*What needs to be done*: Type out the complete listing below word for word, without its pictures.
-- Start of Available records --
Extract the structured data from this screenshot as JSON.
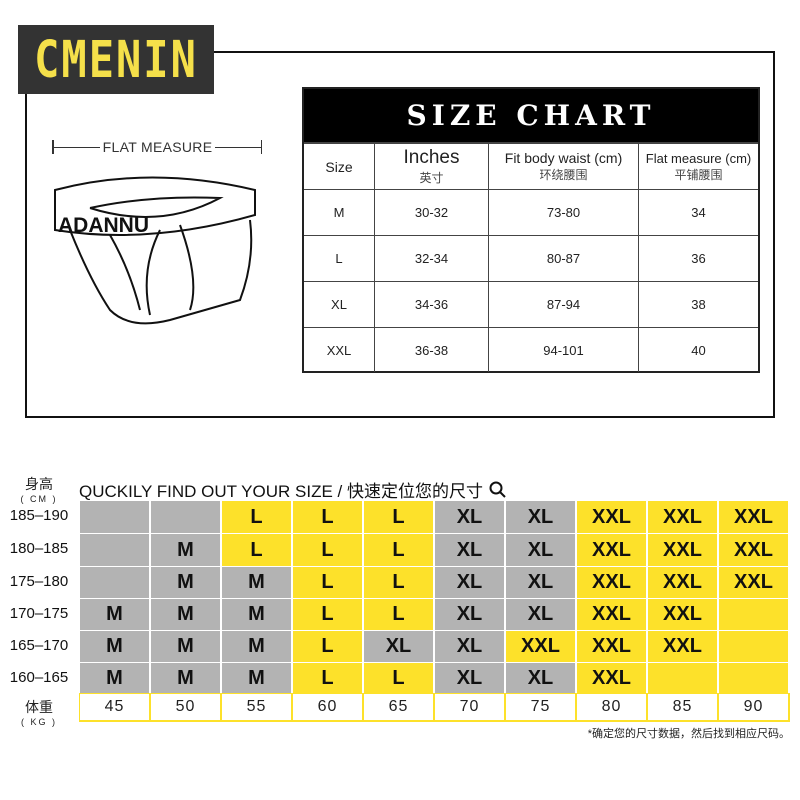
{
  "brand": {
    "logo": "CMENIN",
    "garment_print": "ADANNU"
  },
  "flat_measure_label": "FLAT  MEASURE",
  "size_chart": {
    "title": "SIZE CHART",
    "headers": [
      {
        "en": "Size",
        "zh": ""
      },
      {
        "en": "Inches",
        "zh": "英寸"
      },
      {
        "en": "Fit body waist (cm)",
        "zh": "环绕腰围"
      },
      {
        "en": "Flat measure (cm)",
        "zh": "平铺腰围"
      }
    ],
    "rows": [
      [
        "M",
        "30-32",
        "73-80",
        "34"
      ],
      [
        "L",
        "32-34",
        "80-87",
        "36"
      ],
      [
        "XL",
        "34-36",
        "87-94",
        "38"
      ],
      [
        "XXL",
        "36-38",
        "94-101",
        "40"
      ]
    ]
  },
  "finder": {
    "title": "QUCKILY FIND OUT YOUR SIZE / 快速定位您的尺寸",
    "search_icon": "magnifier-icon",
    "height_label": "身高",
    "height_unit": "( CM )",
    "weight_label": "体重",
    "weight_unit": "( KG )",
    "heights": [
      "185–190",
      "180–185",
      "175–180",
      "170–175",
      "165–170",
      "160–165"
    ],
    "weights": [
      "45",
      "50",
      "55",
      "60",
      "65",
      "70",
      "75",
      "80",
      "85",
      "90"
    ],
    "cells": [
      [
        "",
        "",
        "L",
        "L",
        "L",
        "XL",
        "XL",
        "XXL",
        "XXL",
        "XXL"
      ],
      [
        "",
        "M",
        "L",
        "L",
        "L",
        "XL",
        "XL",
        "XXL",
        "XXL",
        "XXL"
      ],
      [
        "",
        "M",
        "M",
        "L",
        "L",
        "XL",
        "XL",
        "XXL",
        "XXL",
        "XXL"
      ],
      [
        "M",
        "M",
        "M",
        "L",
        "L",
        "XL",
        "XL",
        "XXL",
        "XXL",
        ""
      ],
      [
        "M",
        "M",
        "M",
        "L",
        "XL",
        "XL",
        "XXL",
        "XXL",
        "XXL",
        ""
      ],
      [
        "M",
        "M",
        "M",
        "L",
        "L",
        "XL",
        "XL",
        "XXL",
        "",
        ""
      ]
    ],
    "colors": [
      [
        "g",
        "g",
        "y",
        "y",
        "y",
        "g",
        "g",
        "y",
        "y",
        "y"
      ],
      [
        "g",
        "g",
        "y",
        "y",
        "y",
        "g",
        "g",
        "y",
        "y",
        "y"
      ],
      [
        "g",
        "g",
        "g",
        "y",
        "y",
        "g",
        "g",
        "y",
        "y",
        "y"
      ],
      [
        "g",
        "g",
        "g",
        "y",
        "y",
        "g",
        "g",
        "y",
        "y",
        "y"
      ],
      [
        "g",
        "g",
        "g",
        "y",
        "g",
        "g",
        "y",
        "y",
        "y",
        "y"
      ],
      [
        "g",
        "g",
        "g",
        "y",
        "y",
        "g",
        "g",
        "y",
        "y",
        "y"
      ]
    ],
    "palette": {
      "y": "#fde12a",
      "g": "#b3b3b3"
    },
    "note": "*确定您的尺寸数据，然后找到相应尺码。"
  }
}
-- End of Available records --
*Solution for this problem*:
Extract the structured data from this screenshot as JSON.
{
  "brand": {
    "logo": "CMENIN",
    "garment_print": "ADANNU"
  },
  "flat_measure_label": "FLAT  MEASURE",
  "size_chart": {
    "title": "SIZE CHART",
    "headers": [
      {
        "en": "Size",
        "zh": ""
      },
      {
        "en": "Inches",
        "zh": "英寸"
      },
      {
        "en": "Fit body waist (cm)",
        "zh": "环绕腰围"
      },
      {
        "en": "Flat measure (cm)",
        "zh": "平铺腰围"
      }
    ],
    "rows": [
      [
        "M",
        "30-32",
        "73-80",
        "34"
      ],
      [
        "L",
        "32-34",
        "80-87",
        "36"
      ],
      [
        "XL",
        "34-36",
        "87-94",
        "38"
      ],
      [
        "XXL",
        "36-38",
        "94-101",
        "40"
      ]
    ]
  },
  "finder": {
    "title": "QUCKILY FIND OUT YOUR SIZE / 快速定位您的尺寸",
    "search_icon": "magnifier-icon",
    "height_label": "身高",
    "height_unit": "( CM )",
    "weight_label": "体重",
    "weight_unit": "( KG )",
    "heights": [
      "185–190",
      "180–185",
      "175–180",
      "170–175",
      "165–170",
      "160–165"
    ],
    "weights": [
      "45",
      "50",
      "55",
      "60",
      "65",
      "70",
      "75",
      "80",
      "85",
      "90"
    ],
    "cells": [
      [
        "",
        "",
        "L",
        "L",
        "L",
        "XL",
        "XL",
        "XXL",
        "XXL",
        "XXL"
      ],
      [
        "",
        "M",
        "L",
        "L",
        "L",
        "XL",
        "XL",
        "XXL",
        "XXL",
        "XXL"
      ],
      [
        "",
        "M",
        "M",
        "L",
        "L",
        "XL",
        "XL",
        "XXL",
        "XXL",
        "XXL"
      ],
      [
        "M",
        "M",
        "M",
        "L",
        "L",
        "XL",
        "XL",
        "XXL",
        "XXL",
        ""
      ],
      [
        "M",
        "M",
        "M",
        "L",
        "XL",
        "XL",
        "XXL",
        "XXL",
        "XXL",
        ""
      ],
      [
        "M",
        "M",
        "M",
        "L",
        "L",
        "XL",
        "XL",
        "XXL",
        "",
        ""
      ]
    ],
    "colors": [
      [
        "g",
        "g",
        "y",
        "y",
        "y",
        "g",
        "g",
        "y",
        "y",
        "y"
      ],
      [
        "g",
        "g",
        "y",
        "y",
        "y",
        "g",
        "g",
        "y",
        "y",
        "y"
      ],
      [
        "g",
        "g",
        "g",
        "y",
        "y",
        "g",
        "g",
        "y",
        "y",
        "y"
      ],
      [
        "g",
        "g",
        "g",
        "y",
        "y",
        "g",
        "g",
        "y",
        "y",
        "y"
      ],
      [
        "g",
        "g",
        "g",
        "y",
        "g",
        "g",
        "y",
        "y",
        "y",
        "y"
      ],
      [
        "g",
        "g",
        "g",
        "y",
        "y",
        "g",
        "g",
        "y",
        "y",
        "y"
      ]
    ],
    "palette": {
      "y": "#fde12a",
      "g": "#b3b3b3"
    },
    "note": "*确定您的尺寸数据，然后找到相应尺码。"
  }
}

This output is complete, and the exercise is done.